§ Objective:
Can you repeat each of the rows below word for word, with no changes?

---- Records shown

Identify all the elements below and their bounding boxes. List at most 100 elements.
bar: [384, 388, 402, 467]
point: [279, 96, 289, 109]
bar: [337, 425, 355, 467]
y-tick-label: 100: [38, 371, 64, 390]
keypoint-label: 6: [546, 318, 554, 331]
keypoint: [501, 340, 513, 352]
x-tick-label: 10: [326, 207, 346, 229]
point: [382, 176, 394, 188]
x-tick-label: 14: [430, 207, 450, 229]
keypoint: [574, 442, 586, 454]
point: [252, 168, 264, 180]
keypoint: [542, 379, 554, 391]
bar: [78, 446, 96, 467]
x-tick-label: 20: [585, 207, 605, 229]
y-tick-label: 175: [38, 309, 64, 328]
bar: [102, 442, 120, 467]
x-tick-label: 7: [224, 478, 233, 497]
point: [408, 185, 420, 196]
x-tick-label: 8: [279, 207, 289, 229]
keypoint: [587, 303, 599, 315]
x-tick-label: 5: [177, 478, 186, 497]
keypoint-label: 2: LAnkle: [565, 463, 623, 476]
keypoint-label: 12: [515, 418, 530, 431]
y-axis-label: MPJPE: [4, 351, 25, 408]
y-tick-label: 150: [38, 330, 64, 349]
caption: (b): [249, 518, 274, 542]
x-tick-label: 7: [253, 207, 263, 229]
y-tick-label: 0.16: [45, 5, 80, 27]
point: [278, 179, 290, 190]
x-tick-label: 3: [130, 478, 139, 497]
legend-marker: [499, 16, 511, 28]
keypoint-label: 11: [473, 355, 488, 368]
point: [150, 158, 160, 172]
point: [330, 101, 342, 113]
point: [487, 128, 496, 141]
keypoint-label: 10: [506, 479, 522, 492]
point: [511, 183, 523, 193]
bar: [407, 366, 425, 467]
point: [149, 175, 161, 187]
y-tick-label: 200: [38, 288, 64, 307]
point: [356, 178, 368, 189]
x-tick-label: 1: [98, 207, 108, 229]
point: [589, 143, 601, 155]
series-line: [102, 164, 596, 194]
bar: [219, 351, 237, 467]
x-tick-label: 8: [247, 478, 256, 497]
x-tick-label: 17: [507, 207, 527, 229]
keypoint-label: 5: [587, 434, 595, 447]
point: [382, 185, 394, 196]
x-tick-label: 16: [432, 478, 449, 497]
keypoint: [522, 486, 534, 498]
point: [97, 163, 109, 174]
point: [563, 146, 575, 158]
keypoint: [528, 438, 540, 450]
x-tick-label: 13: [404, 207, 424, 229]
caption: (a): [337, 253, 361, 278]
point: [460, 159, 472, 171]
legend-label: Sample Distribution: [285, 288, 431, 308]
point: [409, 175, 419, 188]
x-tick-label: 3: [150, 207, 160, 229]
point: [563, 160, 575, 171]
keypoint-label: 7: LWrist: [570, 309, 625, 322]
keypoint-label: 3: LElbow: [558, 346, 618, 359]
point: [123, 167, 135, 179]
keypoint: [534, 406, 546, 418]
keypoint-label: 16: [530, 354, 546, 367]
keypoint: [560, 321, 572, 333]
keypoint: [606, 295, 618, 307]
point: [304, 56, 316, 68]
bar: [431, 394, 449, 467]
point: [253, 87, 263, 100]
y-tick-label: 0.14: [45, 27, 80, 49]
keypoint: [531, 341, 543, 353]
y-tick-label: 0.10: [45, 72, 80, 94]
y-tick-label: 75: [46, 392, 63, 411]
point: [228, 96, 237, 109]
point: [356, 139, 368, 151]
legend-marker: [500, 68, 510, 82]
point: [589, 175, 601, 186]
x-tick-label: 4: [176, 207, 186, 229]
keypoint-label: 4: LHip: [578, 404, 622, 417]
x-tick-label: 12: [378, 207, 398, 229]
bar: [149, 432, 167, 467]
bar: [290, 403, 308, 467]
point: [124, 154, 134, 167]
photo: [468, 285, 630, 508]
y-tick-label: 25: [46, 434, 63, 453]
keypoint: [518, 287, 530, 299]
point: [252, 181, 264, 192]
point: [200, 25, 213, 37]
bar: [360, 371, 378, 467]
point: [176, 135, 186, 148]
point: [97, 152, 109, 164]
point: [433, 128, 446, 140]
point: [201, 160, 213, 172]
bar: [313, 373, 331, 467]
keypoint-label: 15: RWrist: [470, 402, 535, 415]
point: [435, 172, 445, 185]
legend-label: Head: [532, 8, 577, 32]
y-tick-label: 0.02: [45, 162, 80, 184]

--------

§ Written answer:
Identify all the elements below and their bounding boxes. List at most 100 elements.
bar: [384, 388, 402, 467]
point: [279, 96, 289, 109]
bar: [337, 425, 355, 467]
y-tick-label: 100: [38, 371, 64, 390]
keypoint-label: 6: [546, 318, 554, 331]
keypoint: [501, 340, 513, 352]
x-tick-label: 10: [326, 207, 346, 229]
point: [382, 176, 394, 188]
x-tick-label: 14: [430, 207, 450, 229]
keypoint: [574, 442, 586, 454]
point: [252, 168, 264, 180]
keypoint: [542, 379, 554, 391]
bar: [78, 446, 96, 467]
x-tick-label: 20: [585, 207, 605, 229]
y-tick-label: 175: [38, 309, 64, 328]
bar: [102, 442, 120, 467]
x-tick-label: 7: [224, 478, 233, 497]
point: [408, 185, 420, 196]
x-tick-label: 8: [279, 207, 289, 229]
keypoint: [587, 303, 599, 315]
x-tick-label: 5: [177, 478, 186, 497]
keypoint-label: 2: LAnkle: [565, 463, 623, 476]
keypoint-label: 12: [515, 418, 530, 431]
y-axis-label: MPJPE: [4, 351, 25, 408]
y-tick-label: 150: [38, 330, 64, 349]
caption: (b): [249, 518, 274, 542]
x-tick-label: 7: [253, 207, 263, 229]
y-tick-label: 0.16: [45, 5, 80, 27]
point: [278, 179, 290, 190]
x-tick-label: 3: [130, 478, 139, 497]
legend-marker: [499, 16, 511, 28]
keypoint-label: 11: [473, 355, 488, 368]
point: [150, 158, 160, 172]
point: [330, 101, 342, 113]
point: [487, 128, 496, 141]
keypoint-label: 10: [506, 479, 522, 492]
point: [511, 183, 523, 193]
bar: [407, 366, 425, 467]
point: [149, 175, 161, 187]
y-tick-label: 200: [38, 288, 64, 307]
point: [356, 178, 368, 189]
x-tick-label: 1: [98, 207, 108, 229]
point: [589, 143, 601, 155]
series-line: [102, 164, 596, 194]
bar: [219, 351, 237, 467]
x-tick-label: 8: [247, 478, 256, 497]
x-tick-label: 17: [507, 207, 527, 229]
keypoint-label: 5: [587, 434, 595, 447]
point: [382, 185, 394, 196]
x-tick-label: 16: [432, 478, 449, 497]
keypoint: [522, 486, 534, 498]
point: [97, 163, 109, 174]
point: [563, 146, 575, 158]
keypoint: [528, 438, 540, 450]
x-tick-label: 13: [404, 207, 424, 229]
caption: (a): [337, 253, 361, 278]
point: [460, 159, 472, 171]
legend-label: Sample Distribution: [285, 288, 431, 308]
point: [409, 175, 419, 188]
x-tick-label: 3: [150, 207, 160, 229]
point: [563, 160, 575, 171]
keypoint-label: 7: LWrist: [570, 309, 625, 322]
keypoint-label: 3: LElbow: [558, 346, 618, 359]
point: [123, 167, 135, 179]
keypoint: [534, 406, 546, 418]
keypoint-label: 16: [530, 354, 546, 367]
keypoint: [560, 321, 572, 333]
keypoint: [606, 295, 618, 307]
point: [304, 56, 316, 68]
bar: [431, 394, 449, 467]
point: [253, 87, 263, 100]
y-tick-label: 0.14: [45, 27, 80, 49]
keypoint: [531, 341, 543, 353]
y-tick-label: 0.10: [45, 72, 80, 94]
y-tick-label: 75: [46, 392, 63, 411]
point: [228, 96, 237, 109]
point: [356, 139, 368, 151]
legend-marker: [500, 68, 510, 82]
point: [589, 175, 601, 186]
x-tick-label: 4: [176, 207, 186, 229]
keypoint-label: 4: LHip: [578, 404, 622, 417]
x-tick-label: 12: [378, 207, 398, 229]
bar: [149, 432, 167, 467]
bar: [290, 403, 308, 467]
point: [124, 154, 134, 167]
photo: [468, 285, 630, 508]
y-tick-label: 25: [46, 434, 63, 453]
keypoint: [518, 287, 530, 299]
point: [252, 181, 264, 192]
point: [200, 25, 213, 37]
bar: [360, 371, 378, 467]
point: [176, 135, 186, 148]
point: [97, 152, 109, 164]
point: [433, 128, 446, 140]
point: [201, 160, 213, 172]
bar: [313, 373, 331, 467]
keypoint-label: 15: RWrist: [470, 402, 535, 415]
point: [435, 172, 445, 185]
legend-label: Head: [532, 8, 577, 32]
y-tick-label: 0.02: [45, 162, 80, 184]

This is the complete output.